Your task —
Find how many lines in this data contain the string "Piirainen". Respond with only that number.

*** Task data ***

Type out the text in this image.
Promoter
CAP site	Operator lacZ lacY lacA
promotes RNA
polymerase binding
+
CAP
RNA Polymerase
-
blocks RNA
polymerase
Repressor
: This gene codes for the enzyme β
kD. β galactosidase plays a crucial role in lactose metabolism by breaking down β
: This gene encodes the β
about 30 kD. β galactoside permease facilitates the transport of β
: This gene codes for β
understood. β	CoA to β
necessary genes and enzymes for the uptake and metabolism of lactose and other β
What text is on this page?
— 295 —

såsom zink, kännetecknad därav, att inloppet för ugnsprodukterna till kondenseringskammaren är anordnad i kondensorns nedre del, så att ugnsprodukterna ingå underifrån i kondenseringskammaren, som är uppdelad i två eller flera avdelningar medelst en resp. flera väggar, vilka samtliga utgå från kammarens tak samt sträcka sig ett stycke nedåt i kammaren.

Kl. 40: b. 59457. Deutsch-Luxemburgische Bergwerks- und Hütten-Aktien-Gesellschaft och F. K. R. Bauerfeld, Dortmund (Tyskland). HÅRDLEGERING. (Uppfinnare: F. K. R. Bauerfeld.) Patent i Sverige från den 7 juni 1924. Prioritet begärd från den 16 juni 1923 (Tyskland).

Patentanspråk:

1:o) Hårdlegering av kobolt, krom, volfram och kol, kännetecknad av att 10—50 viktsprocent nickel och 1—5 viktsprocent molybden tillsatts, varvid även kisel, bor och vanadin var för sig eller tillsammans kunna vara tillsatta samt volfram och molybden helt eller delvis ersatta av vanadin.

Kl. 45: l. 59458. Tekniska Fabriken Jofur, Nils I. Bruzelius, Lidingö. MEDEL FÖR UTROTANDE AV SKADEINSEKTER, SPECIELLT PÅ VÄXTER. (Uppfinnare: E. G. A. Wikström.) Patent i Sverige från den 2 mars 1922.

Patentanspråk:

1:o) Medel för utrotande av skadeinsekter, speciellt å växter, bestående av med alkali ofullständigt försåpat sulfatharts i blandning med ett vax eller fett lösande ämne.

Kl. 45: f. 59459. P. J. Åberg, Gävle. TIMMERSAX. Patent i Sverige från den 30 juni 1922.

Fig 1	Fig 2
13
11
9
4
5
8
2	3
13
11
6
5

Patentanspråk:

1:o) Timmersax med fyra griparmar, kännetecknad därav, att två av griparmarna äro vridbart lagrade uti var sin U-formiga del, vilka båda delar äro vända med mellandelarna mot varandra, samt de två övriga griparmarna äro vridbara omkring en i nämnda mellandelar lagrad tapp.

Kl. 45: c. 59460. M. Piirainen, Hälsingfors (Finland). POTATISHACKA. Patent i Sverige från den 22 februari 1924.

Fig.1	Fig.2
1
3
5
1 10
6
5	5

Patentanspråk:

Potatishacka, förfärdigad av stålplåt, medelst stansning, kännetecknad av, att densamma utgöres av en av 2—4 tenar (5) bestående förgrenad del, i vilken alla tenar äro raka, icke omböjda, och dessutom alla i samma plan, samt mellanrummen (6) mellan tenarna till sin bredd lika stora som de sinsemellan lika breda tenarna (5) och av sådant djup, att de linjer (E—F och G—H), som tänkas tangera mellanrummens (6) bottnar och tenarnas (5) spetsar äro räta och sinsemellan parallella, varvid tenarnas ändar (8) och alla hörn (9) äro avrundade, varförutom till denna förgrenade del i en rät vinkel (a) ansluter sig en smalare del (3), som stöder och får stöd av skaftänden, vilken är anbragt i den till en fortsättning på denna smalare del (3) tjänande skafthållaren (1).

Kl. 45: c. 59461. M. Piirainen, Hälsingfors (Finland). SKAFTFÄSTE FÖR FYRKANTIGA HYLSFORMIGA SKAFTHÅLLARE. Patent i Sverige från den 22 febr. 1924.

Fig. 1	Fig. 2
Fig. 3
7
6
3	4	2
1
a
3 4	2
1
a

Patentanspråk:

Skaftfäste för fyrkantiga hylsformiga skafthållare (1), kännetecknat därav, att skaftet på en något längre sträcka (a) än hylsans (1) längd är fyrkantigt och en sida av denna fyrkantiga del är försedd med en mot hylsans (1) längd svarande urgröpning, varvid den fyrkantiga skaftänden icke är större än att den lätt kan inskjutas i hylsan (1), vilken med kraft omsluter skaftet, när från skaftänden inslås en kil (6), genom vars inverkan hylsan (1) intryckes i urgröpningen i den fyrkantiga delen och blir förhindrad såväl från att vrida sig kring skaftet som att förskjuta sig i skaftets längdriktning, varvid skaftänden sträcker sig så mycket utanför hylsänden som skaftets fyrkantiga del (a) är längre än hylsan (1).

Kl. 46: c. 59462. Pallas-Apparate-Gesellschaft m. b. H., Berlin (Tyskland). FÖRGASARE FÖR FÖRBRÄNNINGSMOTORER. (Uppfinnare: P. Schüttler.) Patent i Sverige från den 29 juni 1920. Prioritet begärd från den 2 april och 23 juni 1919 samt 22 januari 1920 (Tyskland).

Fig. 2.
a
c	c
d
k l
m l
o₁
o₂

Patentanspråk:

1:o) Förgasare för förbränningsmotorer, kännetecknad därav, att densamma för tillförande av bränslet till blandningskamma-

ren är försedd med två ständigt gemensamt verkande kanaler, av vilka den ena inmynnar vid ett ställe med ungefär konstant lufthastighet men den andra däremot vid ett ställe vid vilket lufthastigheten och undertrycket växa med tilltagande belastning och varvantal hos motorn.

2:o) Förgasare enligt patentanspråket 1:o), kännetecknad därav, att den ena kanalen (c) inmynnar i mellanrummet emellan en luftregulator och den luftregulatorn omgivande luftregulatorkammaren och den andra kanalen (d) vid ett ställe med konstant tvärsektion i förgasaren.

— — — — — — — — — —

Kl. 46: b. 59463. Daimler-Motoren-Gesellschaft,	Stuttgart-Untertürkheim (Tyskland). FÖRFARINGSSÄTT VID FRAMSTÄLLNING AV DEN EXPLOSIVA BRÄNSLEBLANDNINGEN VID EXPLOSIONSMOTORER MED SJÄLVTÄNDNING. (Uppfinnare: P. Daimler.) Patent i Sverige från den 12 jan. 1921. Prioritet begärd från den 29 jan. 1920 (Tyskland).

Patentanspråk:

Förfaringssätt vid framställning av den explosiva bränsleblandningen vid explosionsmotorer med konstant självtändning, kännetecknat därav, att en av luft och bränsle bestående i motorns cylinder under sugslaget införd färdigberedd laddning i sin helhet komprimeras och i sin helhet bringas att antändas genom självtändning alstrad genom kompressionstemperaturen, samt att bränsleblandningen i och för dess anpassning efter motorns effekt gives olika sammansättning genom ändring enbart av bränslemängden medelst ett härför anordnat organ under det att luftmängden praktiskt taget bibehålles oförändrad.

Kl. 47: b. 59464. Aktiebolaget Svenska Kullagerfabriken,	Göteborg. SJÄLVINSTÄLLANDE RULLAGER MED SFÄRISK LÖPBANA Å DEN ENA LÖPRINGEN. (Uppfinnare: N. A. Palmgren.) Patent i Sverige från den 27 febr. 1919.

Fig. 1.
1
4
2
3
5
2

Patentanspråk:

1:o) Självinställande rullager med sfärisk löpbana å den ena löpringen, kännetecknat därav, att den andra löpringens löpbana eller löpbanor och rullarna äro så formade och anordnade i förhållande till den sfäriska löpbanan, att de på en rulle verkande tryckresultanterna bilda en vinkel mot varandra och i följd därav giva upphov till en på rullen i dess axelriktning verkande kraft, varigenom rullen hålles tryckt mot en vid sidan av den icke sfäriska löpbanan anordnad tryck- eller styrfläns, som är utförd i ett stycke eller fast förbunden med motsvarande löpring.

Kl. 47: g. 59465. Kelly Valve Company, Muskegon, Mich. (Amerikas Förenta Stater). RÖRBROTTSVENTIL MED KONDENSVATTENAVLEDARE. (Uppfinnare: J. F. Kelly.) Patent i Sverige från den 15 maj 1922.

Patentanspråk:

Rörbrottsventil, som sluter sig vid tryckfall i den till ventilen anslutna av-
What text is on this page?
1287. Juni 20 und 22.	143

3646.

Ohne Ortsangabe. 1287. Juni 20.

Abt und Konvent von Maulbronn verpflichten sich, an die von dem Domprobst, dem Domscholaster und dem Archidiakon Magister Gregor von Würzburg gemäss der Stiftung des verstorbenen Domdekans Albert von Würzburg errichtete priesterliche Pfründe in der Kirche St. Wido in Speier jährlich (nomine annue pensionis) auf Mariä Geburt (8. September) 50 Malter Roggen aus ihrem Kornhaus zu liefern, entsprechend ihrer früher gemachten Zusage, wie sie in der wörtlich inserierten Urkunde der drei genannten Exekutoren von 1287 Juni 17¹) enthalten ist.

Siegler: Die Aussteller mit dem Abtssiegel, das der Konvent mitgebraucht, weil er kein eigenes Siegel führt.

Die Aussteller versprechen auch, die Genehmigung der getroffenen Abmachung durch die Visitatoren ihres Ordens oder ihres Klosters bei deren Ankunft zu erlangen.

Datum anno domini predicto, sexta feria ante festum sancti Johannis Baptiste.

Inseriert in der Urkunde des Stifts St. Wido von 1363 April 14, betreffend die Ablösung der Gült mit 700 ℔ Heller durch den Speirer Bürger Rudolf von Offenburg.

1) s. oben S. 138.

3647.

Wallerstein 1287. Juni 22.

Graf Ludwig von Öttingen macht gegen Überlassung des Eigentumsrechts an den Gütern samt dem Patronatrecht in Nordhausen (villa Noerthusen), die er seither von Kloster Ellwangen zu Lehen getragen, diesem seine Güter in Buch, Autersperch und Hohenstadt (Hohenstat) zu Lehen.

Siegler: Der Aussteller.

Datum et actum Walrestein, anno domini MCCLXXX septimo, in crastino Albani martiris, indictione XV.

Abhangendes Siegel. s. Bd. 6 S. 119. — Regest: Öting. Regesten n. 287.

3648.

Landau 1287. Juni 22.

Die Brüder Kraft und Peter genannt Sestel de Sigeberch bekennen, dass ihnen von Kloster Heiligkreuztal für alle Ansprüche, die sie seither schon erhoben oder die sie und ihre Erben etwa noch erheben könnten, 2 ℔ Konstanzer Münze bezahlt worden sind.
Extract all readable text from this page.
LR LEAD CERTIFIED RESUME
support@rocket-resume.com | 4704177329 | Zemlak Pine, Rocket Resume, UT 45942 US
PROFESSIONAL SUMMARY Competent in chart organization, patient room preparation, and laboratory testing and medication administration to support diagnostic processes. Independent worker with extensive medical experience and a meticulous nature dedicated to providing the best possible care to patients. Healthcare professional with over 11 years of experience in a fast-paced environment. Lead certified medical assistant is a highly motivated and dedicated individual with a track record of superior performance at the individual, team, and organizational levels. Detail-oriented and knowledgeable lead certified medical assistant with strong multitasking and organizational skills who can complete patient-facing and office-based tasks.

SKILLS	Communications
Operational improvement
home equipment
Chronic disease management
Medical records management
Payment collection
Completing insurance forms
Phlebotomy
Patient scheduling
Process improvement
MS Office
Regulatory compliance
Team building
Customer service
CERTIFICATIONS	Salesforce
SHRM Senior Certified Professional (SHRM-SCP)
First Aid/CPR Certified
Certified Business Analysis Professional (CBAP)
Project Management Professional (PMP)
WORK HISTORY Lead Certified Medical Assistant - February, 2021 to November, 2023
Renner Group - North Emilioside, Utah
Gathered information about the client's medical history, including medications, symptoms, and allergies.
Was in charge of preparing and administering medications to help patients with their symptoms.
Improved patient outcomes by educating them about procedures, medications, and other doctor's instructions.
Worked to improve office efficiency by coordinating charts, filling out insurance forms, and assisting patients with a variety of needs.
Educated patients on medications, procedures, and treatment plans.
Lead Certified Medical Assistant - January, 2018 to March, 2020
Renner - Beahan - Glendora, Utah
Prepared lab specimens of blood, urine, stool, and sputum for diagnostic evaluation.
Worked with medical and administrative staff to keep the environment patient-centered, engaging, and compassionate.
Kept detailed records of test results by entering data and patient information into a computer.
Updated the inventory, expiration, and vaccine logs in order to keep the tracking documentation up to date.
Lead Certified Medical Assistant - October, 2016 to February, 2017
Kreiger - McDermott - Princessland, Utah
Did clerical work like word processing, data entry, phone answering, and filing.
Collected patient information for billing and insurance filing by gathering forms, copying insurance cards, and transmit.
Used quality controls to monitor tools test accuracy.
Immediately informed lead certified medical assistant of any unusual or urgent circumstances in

*** End of Task data ***

Response for this exercise —
2